EXERCISE MATERIALS:

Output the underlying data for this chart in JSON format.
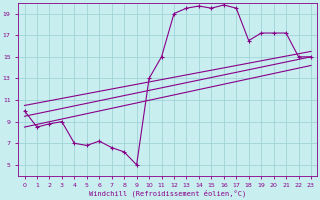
{
  "xlabel": "Windchill (Refroidissement éolien,°C)",
  "bg_color": "#c8eef0",
  "grid_color": "#a0d4d8",
  "line_color": "#880088",
  "spine_color": "#880088",
  "x_data": [
    0,
    1,
    2,
    3,
    4,
    5,
    6,
    7,
    8,
    9,
    10,
    11,
    12,
    13,
    14,
    15,
    16,
    17,
    18,
    19,
    20,
    21,
    22,
    23
  ],
  "y_data": [
    10.0,
    8.5,
    8.8,
    9.0,
    7.0,
    6.8,
    7.2,
    6.6,
    6.2,
    5.0,
    13.0,
    15.0,
    19.0,
    19.5,
    19.7,
    19.5,
    19.8,
    19.5,
    16.5,
    17.2,
    17.2,
    17.2,
    15.0,
    15.0
  ],
  "line1_x": [
    0,
    23
  ],
  "line1_y": [
    9.5,
    15.0
  ],
  "line2_x": [
    0,
    23
  ],
  "line2_y": [
    10.5,
    15.5
  ],
  "line3_x": [
    0,
    23
  ],
  "line3_y": [
    8.5,
    14.2
  ],
  "xlim": [
    -0.5,
    23.5
  ],
  "ylim": [
    4,
    20
  ],
  "yticks": [
    5,
    7,
    9,
    11,
    13,
    15,
    17,
    19
  ],
  "xticks": [
    0,
    1,
    2,
    3,
    4,
    5,
    6,
    7,
    8,
    9,
    10,
    11,
    12,
    13,
    14,
    15,
    16,
    17,
    18,
    19,
    20,
    21,
    22,
    23
  ]
}
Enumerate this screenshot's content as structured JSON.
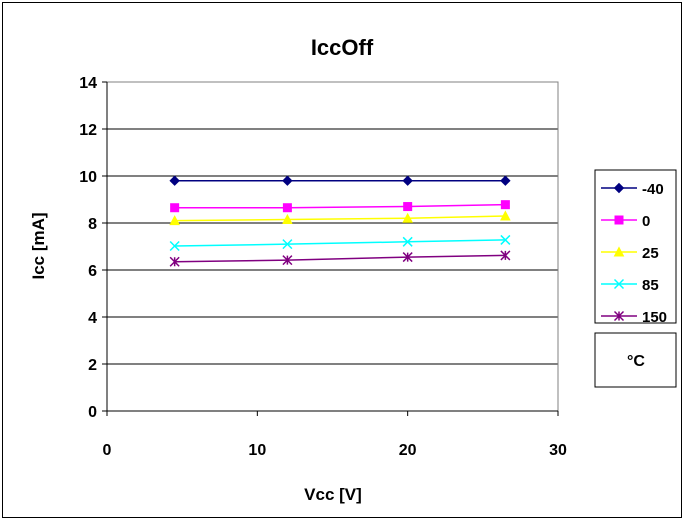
{
  "chart_data": {
    "type": "line",
    "title": "IccOff",
    "xlabel": "Vcc [V]",
    "ylabel": "Icc [mA]",
    "xlim": [
      0,
      30
    ],
    "ylim": [
      0,
      14
    ],
    "x_ticks": [
      0,
      10,
      20,
      30
    ],
    "y_ticks": [
      0,
      2,
      4,
      6,
      8,
      10,
      12,
      14
    ],
    "grid": "horizontal",
    "legend_position": "right",
    "legend_unit": "°C",
    "x": [
      4.5,
      12,
      20,
      26.5
    ],
    "series": [
      {
        "name": "-40",
        "color": "#000080",
        "marker": "diamond",
        "values": [
          9.8,
          9.8,
          9.8,
          9.8
        ]
      },
      {
        "name": "0",
        "color": "#ff00ff",
        "marker": "square",
        "values": [
          8.65,
          8.65,
          8.7,
          8.78
        ]
      },
      {
        "name": "25",
        "color": "#ffff00",
        "marker": "triangle",
        "values": [
          8.1,
          8.15,
          8.2,
          8.3
        ]
      },
      {
        "name": "85",
        "color": "#00ffff",
        "marker": "x",
        "values": [
          7.02,
          7.1,
          7.2,
          7.28
        ]
      },
      {
        "name": "150",
        "color": "#800080",
        "marker": "star",
        "values": [
          6.35,
          6.42,
          6.55,
          6.62
        ]
      }
    ]
  }
}
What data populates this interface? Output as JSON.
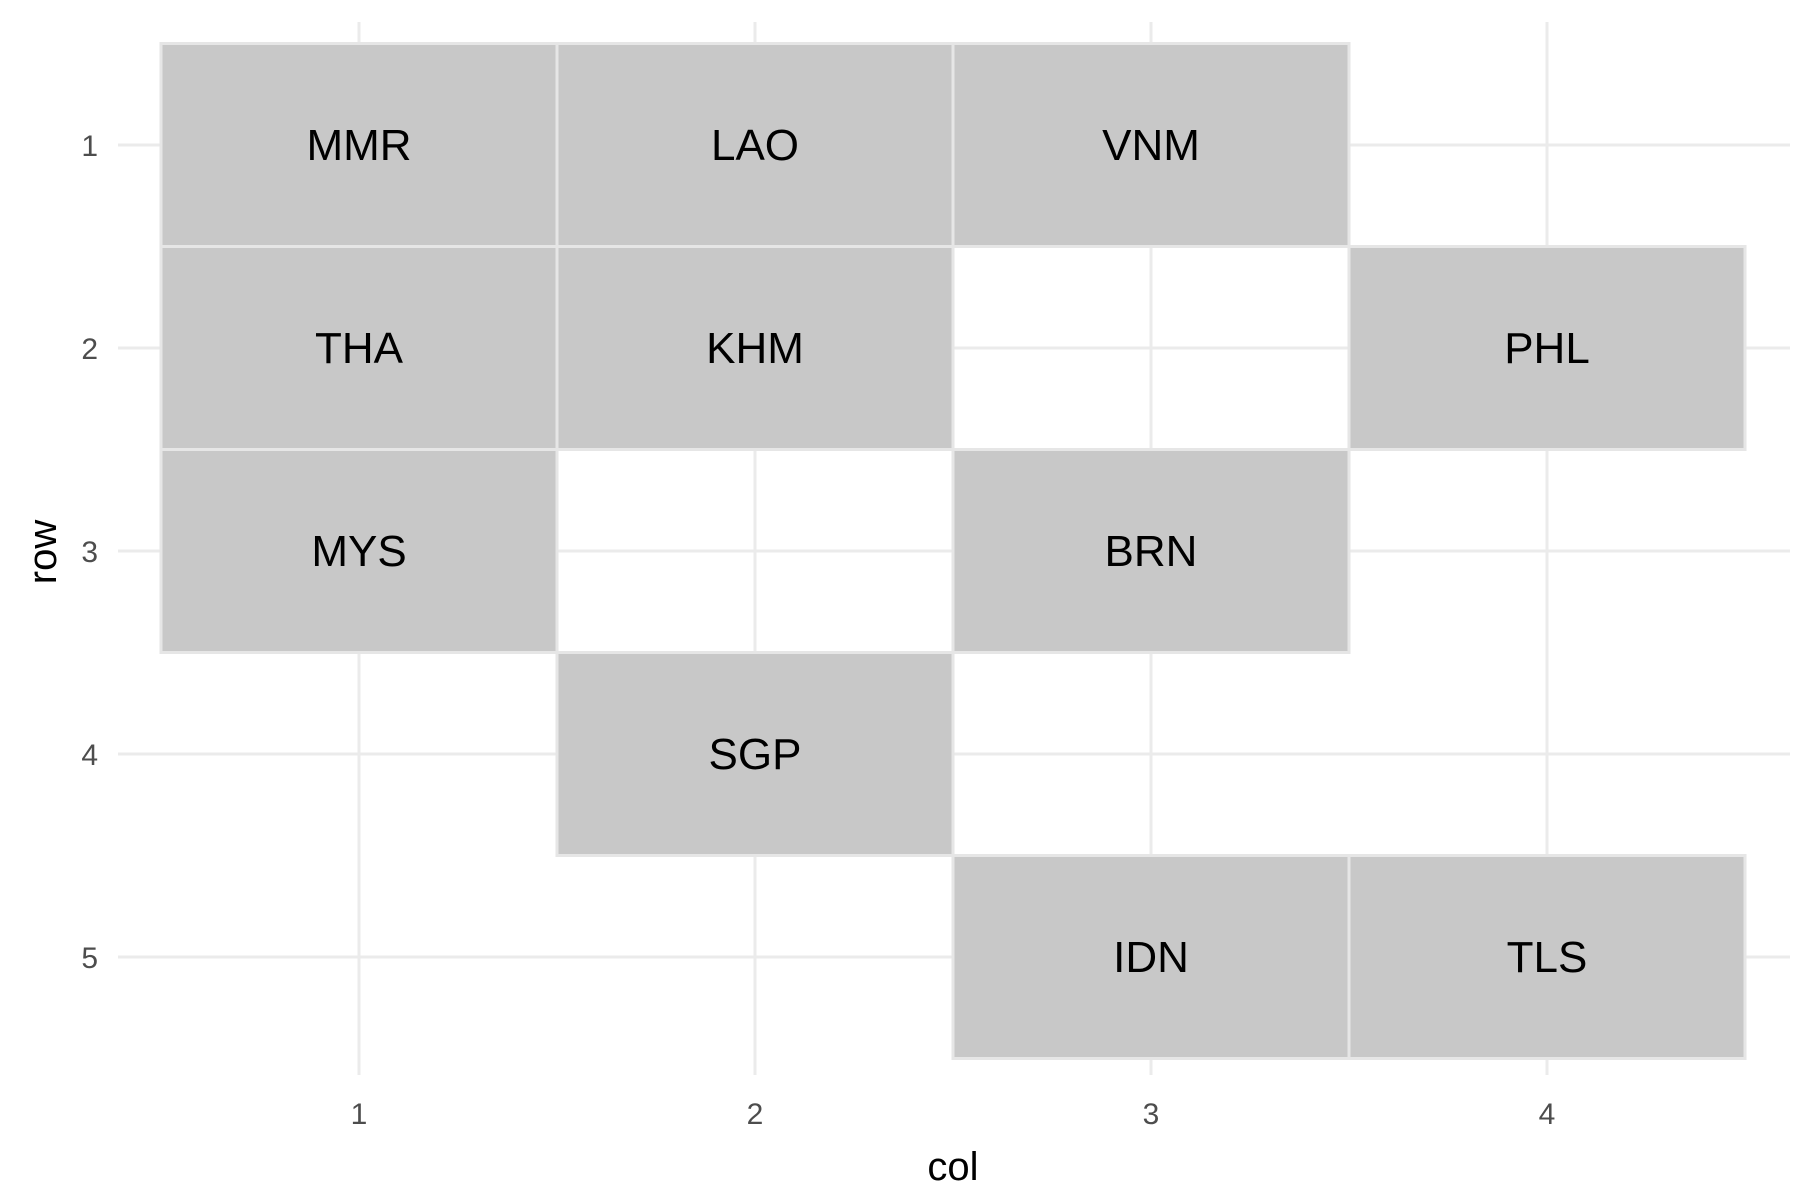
{
  "chart_data": {
    "type": "heatmap",
    "xlabel": "col",
    "ylabel": "row",
    "x_ticks": [
      1,
      2,
      3,
      4
    ],
    "y_ticks": [
      1,
      2,
      3,
      4,
      5
    ],
    "xlim": [
      0.5,
      4.5
    ],
    "ylim": [
      0.5,
      5.5
    ],
    "y_reversed": true,
    "grid": true,
    "tiles": [
      {
        "label": "MMR",
        "col": 1,
        "row": 1
      },
      {
        "label": "LAO",
        "col": 2,
        "row": 1
      },
      {
        "label": "VNM",
        "col": 3,
        "row": 1
      },
      {
        "label": "THA",
        "col": 1,
        "row": 2
      },
      {
        "label": "KHM",
        "col": 2,
        "row": 2
      },
      {
        "label": "PHL",
        "col": 4,
        "row": 2
      },
      {
        "label": "MYS",
        "col": 1,
        "row": 3
      },
      {
        "label": "BRN",
        "col": 3,
        "row": 3
      },
      {
        "label": "SGP",
        "col": 2,
        "row": 4
      },
      {
        "label": "IDN",
        "col": 3,
        "row": 5
      },
      {
        "label": "TLS",
        "col": 4,
        "row": 5
      }
    ],
    "colors": {
      "tile_fill": "#c8c8c8",
      "tile_border": "#e6e6e6",
      "grid": "#ebebeb"
    }
  }
}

DIRECTIONS FOR THIS TASK:
All entries are to be retyped exactly. Omit any embedded images.

THE REPLY:
Output the underlying data for this chart in JSON format.
{
  "xlabel": "Windchill (Refroidissement éolien,°C)",
  "bg_color": "#c8eef0",
  "grid_color": "#a0d4d8",
  "line_color": "#880088",
  "spine_color": "#880088",
  "x_data": [
    0,
    1,
    2,
    3,
    4,
    5,
    6,
    7,
    8,
    9,
    10,
    11,
    12,
    13,
    14,
    15,
    16,
    17,
    18,
    19,
    20,
    21,
    22,
    23
  ],
  "y_data": [
    10.0,
    8.5,
    8.8,
    9.0,
    7.0,
    6.8,
    7.2,
    6.6,
    6.2,
    5.0,
    13.0,
    15.0,
    19.0,
    19.5,
    19.7,
    19.5,
    19.8,
    19.5,
    16.5,
    17.2,
    17.2,
    17.2,
    15.0,
    15.0
  ],
  "line1_x": [
    0,
    23
  ],
  "line1_y": [
    9.5,
    15.0
  ],
  "line2_x": [
    0,
    23
  ],
  "line2_y": [
    10.5,
    15.5
  ],
  "line3_x": [
    0,
    23
  ],
  "line3_y": [
    8.5,
    14.2
  ],
  "xlim": [
    -0.5,
    23.5
  ],
  "ylim": [
    4,
    20
  ],
  "yticks": [
    5,
    7,
    9,
    11,
    13,
    15,
    17,
    19
  ],
  "xticks": [
    0,
    1,
    2,
    3,
    4,
    5,
    6,
    7,
    8,
    9,
    10,
    11,
    12,
    13,
    14,
    15,
    16,
    17,
    18,
    19,
    20,
    21,
    22,
    23
  ]
}
Enumerate this screenshot's content as structured JSON.
{
  "chart_data": {
    "type": "line",
    "title": "IccOff",
    "xlabel": "Vcc [V]",
    "ylabel": "Icc [mA]",
    "xlim": [
      0,
      30
    ],
    "ylim": [
      0,
      14
    ],
    "x_ticks": [
      0,
      10,
      20,
      30
    ],
    "y_ticks": [
      0,
      2,
      4,
      6,
      8,
      10,
      12,
      14
    ],
    "grid": "horizontal",
    "legend_position": "right",
    "legend_unit": "°C",
    "x": [
      4.5,
      12,
      20,
      26.5
    ],
    "series": [
      {
        "name": "-40",
        "color": "#000080",
        "marker": "diamond",
        "values": [
          9.8,
          9.8,
          9.8,
          9.8
        ]
      },
      {
        "name": "0",
        "color": "#ff00ff",
        "marker": "square",
        "values": [
          8.65,
          8.65,
          8.7,
          8.78
        ]
      },
      {
        "name": "25",
        "color": "#ffff00",
        "marker": "triangle",
        "values": [
          8.1,
          8.15,
          8.2,
          8.3
        ]
      },
      {
        "name": "85",
        "color": "#00ffff",
        "marker": "x",
        "values": [
          7.02,
          7.1,
          7.2,
          7.28
        ]
      },
      {
        "name": "150",
        "color": "#800080",
        "marker": "star",
        "values": [
          6.35,
          6.42,
          6.55,
          6.62
        ]
      }
    ]
  }
}
What data populates this interface? Output as JSON.
{
  "chart_data": {
    "type": "heatmap",
    "xlabel": "col",
    "ylabel": "row",
    "x_ticks": [
      1,
      2,
      3,
      4
    ],
    "y_ticks": [
      1,
      2,
      3,
      4,
      5
    ],
    "xlim": [
      0.5,
      4.5
    ],
    "ylim": [
      0.5,
      5.5
    ],
    "y_reversed": true,
    "grid": true,
    "tiles": [
      {
        "label": "MMR",
        "col": 1,
        "row": 1
      },
      {
        "label": "LAO",
        "col": 2,
        "row": 1
      },
      {
        "label": "VNM",
        "col": 3,
        "row": 1
      },
      {
        "label": "THA",
        "col": 1,
        "row": 2
      },
      {
        "label": "KHM",
        "col": 2,
        "row": 2
      },
      {
        "label": "PHL",
        "col": 4,
        "row": 2
      },
      {
        "label": "MYS",
        "col": 1,
        "row": 3
      },
      {
        "label": "BRN",
        "col": 3,
        "row": 3
      },
      {
        "label": "SGP",
        "col": 2,
        "row": 4
      },
      {
        "label": "IDN",
        "col": 3,
        "row": 5
      },
      {
        "label": "TLS",
        "col": 4,
        "row": 5
      }
    ],
    "colors": {
      "tile_fill": "#c8c8c8",
      "tile_border": "#e6e6e6",
      "grid": "#ebebeb"
    }
  }
}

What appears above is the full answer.